◆ TEXTE FOURNI:
#####

Par Me Laurent Gimalac, spécialiste en droit de l'environnement et en droit communautaire.
La décision rendue par le tribunal administratif de Paris le 2 juillet 2021 dans les affaires n° 2003204/4-3 et 2004241/4-3, opposant la Société aéroportuaire de gestion et d'exploitation de Beauvais (SAGEB) ainsi que des associations environnementales (Les Amis de la Terre Paris et France Nature Environnement) à la Ville de Paris, marque un tournant majeur dans l’évolution du contentieux des autorisations d’urbanisme. Pour la première fois, le juge administratif annule un permis de construire sur le seul fondement de l’exposition excessive à la pollution atmosphérique, sans qu’aucun autre motif environnemental ou urbanistique ne soit invoqué.
Dans son analyse, le tribunal administratif de Paris a fondé sa décision sur l’article R. 111-2 du code de l’urbanisme, qui permet de refuser un permis lorsque le projet est de nature à porter atteinte à la salubrité publique. Le juge a considéré que :
- Les niveaux de pollution aux particules fines (PM10) et au dioxyde d’azote (NO₂) relevés sur le site dépassaient largement les seuils réglementaires fixés par le code de l’environnement et les recommandations de l’OMS.
- Les mesures compensatoires proposées par le pétitionnaire, notamment la mise en place de murs anti-bruit et d’écrans végétaux, étaient insuffisantes et ne permettaient pas de garantir un cadre de vie sain aux futurs occupants.
- L’étude d’impact ne contenait aucune certitude quant à l’efficacité des dispositifs de dépollution proposés, et l’évaluation des effets cumulatifs avec d’autres projets voisins était lacunaire.

#####

◆ DONNÉES BRUTES:
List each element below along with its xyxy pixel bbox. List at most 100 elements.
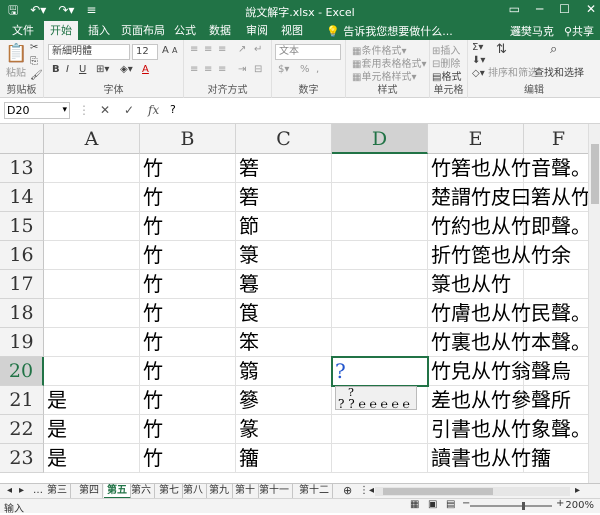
sheet-tab-12[interactable]: 第十二	[296, 484, 333, 499]
cell-d14[interactable]	[332, 183, 428, 212]
zoom-slider-knob[interactable]	[522, 502, 525, 510]
cell-a17[interactable]	[44, 270, 140, 299]
chevron-down-icon[interactable]: ▾	[62, 103, 67, 118]
minimize-icon[interactable]: ─	[536, 2, 543, 16]
next-sheet-icon[interactable]: ▸	[16, 484, 27, 499]
vertical-scrollbar[interactable]	[588, 124, 600, 483]
sheet-tab-9[interactable]: 第九	[206, 484, 233, 499]
scroll-left-icon[interactable]: ◂	[366, 484, 377, 499]
cell-d18[interactable]	[332, 299, 428, 328]
sheet-tab-3[interactable]: 第三	[44, 484, 71, 499]
cell-a15[interactable]	[44, 212, 140, 241]
tab-page-layout[interactable]: 页面布局	[115, 21, 171, 40]
align-top-icon[interactable]: ≡	[190, 44, 198, 55]
find-select-button[interactable]: 查找和选择	[534, 64, 584, 79]
cell-f19[interactable]	[524, 328, 588, 357]
cell-b20[interactable]: 竹	[140, 357, 236, 386]
cell-b15[interactable]: 竹	[140, 212, 236, 241]
cell-a18[interactable]	[44, 299, 140, 328]
cell-b13[interactable]: 竹	[140, 154, 236, 183]
cell-d19[interactable]	[332, 328, 428, 357]
merge-icon[interactable]: ⊟	[254, 64, 262, 75]
tab-view[interactable]: 视图	[275, 21, 309, 40]
horizontal-scroll-thumb[interactable]	[383, 488, 493, 495]
active-cell[interactable]: ?	[332, 357, 428, 386]
normal-view-icon[interactable]: ▦	[410, 499, 419, 510]
tab-data[interactable]: 数据	[203, 21, 237, 40]
cell-e23[interactable]: 讀書也从竹籒	[428, 444, 524, 473]
cell-c22[interactable]: 篆	[236, 415, 332, 444]
row-header-13[interactable]: 13	[0, 154, 44, 183]
align-center-icon[interactable]: ≡	[204, 64, 212, 75]
grow-font-button[interactable]: A	[162, 45, 169, 56]
cell-a16[interactable]	[44, 241, 140, 270]
cell-c21[interactable]: 篸	[236, 386, 332, 415]
font-size-select[interactable]: 12	[132, 44, 158, 60]
cell-e13[interactable]: 竹箬也从竹音聲。	[428, 154, 524, 183]
sheet-tab-6[interactable]: 第六	[128, 484, 155, 499]
fill-icon[interactable]: ⬇▾	[472, 55, 485, 66]
column-header-e[interactable]: E	[428, 124, 524, 154]
cell-c23[interactable]: 籒	[236, 444, 332, 473]
tell-me-box[interactable]: 💡 告诉我您想要做什么...	[326, 23, 453, 39]
cell-c15[interactable]: 節	[236, 212, 332, 241]
cell-b19[interactable]: 竹	[140, 328, 236, 357]
underline-button[interactable]: U	[79, 64, 86, 75]
sort-filter-icon[interactable]: ⇅	[496, 42, 507, 57]
maximize-icon[interactable]: ☐	[559, 2, 570, 16]
cell-e14[interactable]: 楚謂竹皮曰箬从竹	[428, 183, 524, 212]
ime-candidates[interactable]: ? ? ℮ ℮ ℮ ℮ ℮	[336, 398, 416, 410]
cell-f14[interactable]	[524, 183, 588, 212]
copy-icon[interactable]: ⎘	[30, 56, 38, 67]
column-header-b[interactable]: B	[140, 124, 236, 154]
align-middle-icon[interactable]: ≡	[204, 44, 212, 55]
cell-e22[interactable]: 引書也从竹象聲。	[428, 415, 524, 444]
sort-filter-button[interactable]: 排序和筛选	[488, 64, 538, 79]
find-select-icon[interactable]: ⌕	[550, 42, 557, 57]
italic-button[interactable]: I	[66, 64, 69, 75]
horizontal-scrollbar[interactable]	[375, 487, 570, 496]
cell-a13[interactable]	[44, 154, 140, 183]
page-break-view-icon[interactable]: ▤	[446, 499, 455, 510]
row-header-16[interactable]: 16	[0, 241, 44, 270]
indent-icon[interactable]: ⇥	[238, 64, 246, 75]
clear-icon[interactable]: ◇▾	[472, 68, 485, 79]
cut-icon[interactable]: ✂	[30, 42, 38, 53]
cell-e18[interactable]: 竹膚也从竹民聲。	[428, 299, 524, 328]
sheet-tab-7[interactable]: 第七	[156, 484, 183, 499]
add-sheet-icon[interactable]: ⊕	[340, 484, 355, 499]
cell-c19[interactable]: 笨	[236, 328, 332, 357]
cell-c20[interactable]: 篛	[236, 357, 332, 386]
bold-button[interactable]: B	[52, 64, 60, 75]
cell-a19[interactable]	[44, 328, 140, 357]
zoom-slider[interactable]	[470, 505, 552, 507]
cell-e17[interactable]: 箓也从竹𥳍	[428, 270, 524, 299]
row-header-19[interactable]: 19	[0, 328, 44, 357]
name-box[interactable]: D20 ▾	[4, 102, 70, 119]
enter-icon[interactable]: ✓	[124, 103, 134, 117]
cell-e21[interactable]: 差也从竹參聲所	[428, 386, 524, 415]
cell-f20[interactable]	[524, 357, 588, 386]
cell-e15[interactable]: 竹約也从竹即聲。	[428, 212, 524, 241]
tab-review[interactable]: 审阅	[240, 21, 274, 40]
close-icon[interactable]: ✕	[586, 2, 596, 16]
cell-f21[interactable]	[524, 386, 588, 415]
wrap-text-icon[interactable]: ↵	[254, 44, 262, 55]
row-header-22[interactable]: 22	[0, 415, 44, 444]
sheet-tab-5[interactable]: 第五	[104, 484, 131, 499]
column-header-f[interactable]: F	[524, 124, 588, 154]
font-color-button[interactable]: A	[142, 64, 149, 75]
orientation-icon[interactable]: ↗	[238, 44, 246, 55]
cell-d23[interactable]	[332, 444, 428, 473]
align-bottom-icon[interactable]: ≡	[218, 44, 226, 55]
cell-f13[interactable]	[524, 154, 588, 183]
scroll-right-icon[interactable]: ▸	[572, 484, 583, 499]
zoom-level[interactable]: 200%	[565, 500, 594, 511]
cell-f16[interactable]	[524, 241, 588, 270]
prev-sheet-icon[interactable]: ◂	[4, 484, 15, 499]
cell-a21[interactable]: 是	[44, 386, 140, 415]
cell-f18[interactable]	[524, 299, 588, 328]
row-header-14[interactable]: 14	[0, 183, 44, 212]
align-right-icon[interactable]: ≡	[218, 64, 226, 75]
cell-c14[interactable]: 箬	[236, 183, 332, 212]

#####

◆ À FAIRE:
**a.** Citez, dans le texte sur l'annulation du permis de construire, le passage qui commence par « Dans son analyse, le » et se poursuit jusqu'à « aux futurs occupants. ».
**b.** Reprenez sous forme de liste numérotée les lignes du listing, de la ligne contenant « 484, 333, 499] » jusqu'à celle contenant « 21, 309, 40] », toutes deux comprises. Omettez les lignes vides.

◆ CORRIGÉS:
**a.**
Dans son analyse, le tribunal administratif de Paris a fondé sa décision sur l’article R. 111-2 du code de l’urbanisme, qui permet de refuser un permis lorsque le projet est de nature à porter atteinte à la salubrité publique. Le juge a considéré que :
- Les niveaux de pollution aux particules fines (PM10) et au dioxyde d’azote (NO₂) relevés sur le site dépassaient largement les seuils réglementaires fixés par le code de l’environnement et les recommandations de l’OMS.
- Les mesures compensatoires proposées par le pétitionnaire, notamment la mise en place de murs anti-bruit et d’écrans végétaux, étaient insuffisantes et ne permettaient pas de garantir un cadre de vie sain aux futurs occupants.

**b.**
1. sheet-tab-12[interactable]: 第十二	[296, 484, 333, 499]
2. cell-d14[interactable]	[332, 183, 428, 212]
3. zoom-slider-knob[interactable]	[522, 502, 525, 510]
4. cell-a17[interactable]	[44, 270, 140, 299]
5. chevron-down-icon[interactable]: ▾	[62, 103, 67, 118]
6. minimize-icon[interactable]: ─	[536, 2, 543, 16]
7. next-sheet-icon[interactable]: ▸	[16, 484, 27, 499]
8. vertical-scrollbar[interactable]	[588, 124, 600, 483]
9. sheet-tab-9[interactable]: 第九	[206, 484, 233, 499]
10. scroll-left-icon[interactable]: ◂	[366, 484, 377, 499]
11. cell-d18[interactable]	[332, 299, 428, 328]
12. sheet-tab-3[interactable]: 第三	[44, 484, 71, 499]
13. cell-a15[interactable]	[44, 212, 140, 241]
14. tab-page-layout[interactable]: 页面布局	[115, 21, 171, 40]
15. align-top-icon[interactable]: ≡	[190, 44, 198, 55]
16. find-select-button[interactable]: 查找和选择	[534, 64, 584, 79]
17. cell-f19[interactable]	[524, 328, 588, 357]
18. cell-b20[interactable]: 竹	[140, 357, 236, 386]
19. cell-b15[interactable]: 竹	[140, 212, 236, 241]
20. cell-a18[interactable]	[44, 299, 140, 328]
21. cell-b13[interactable]: 竹	[140, 154, 236, 183]
22. cell-d19[interactable]	[332, 328, 428, 357]
23. merge-icon[interactable]: ⊟	[254, 64, 262, 75]
24. tab-view[interactable]: 视图	[275, 21, 309, 40]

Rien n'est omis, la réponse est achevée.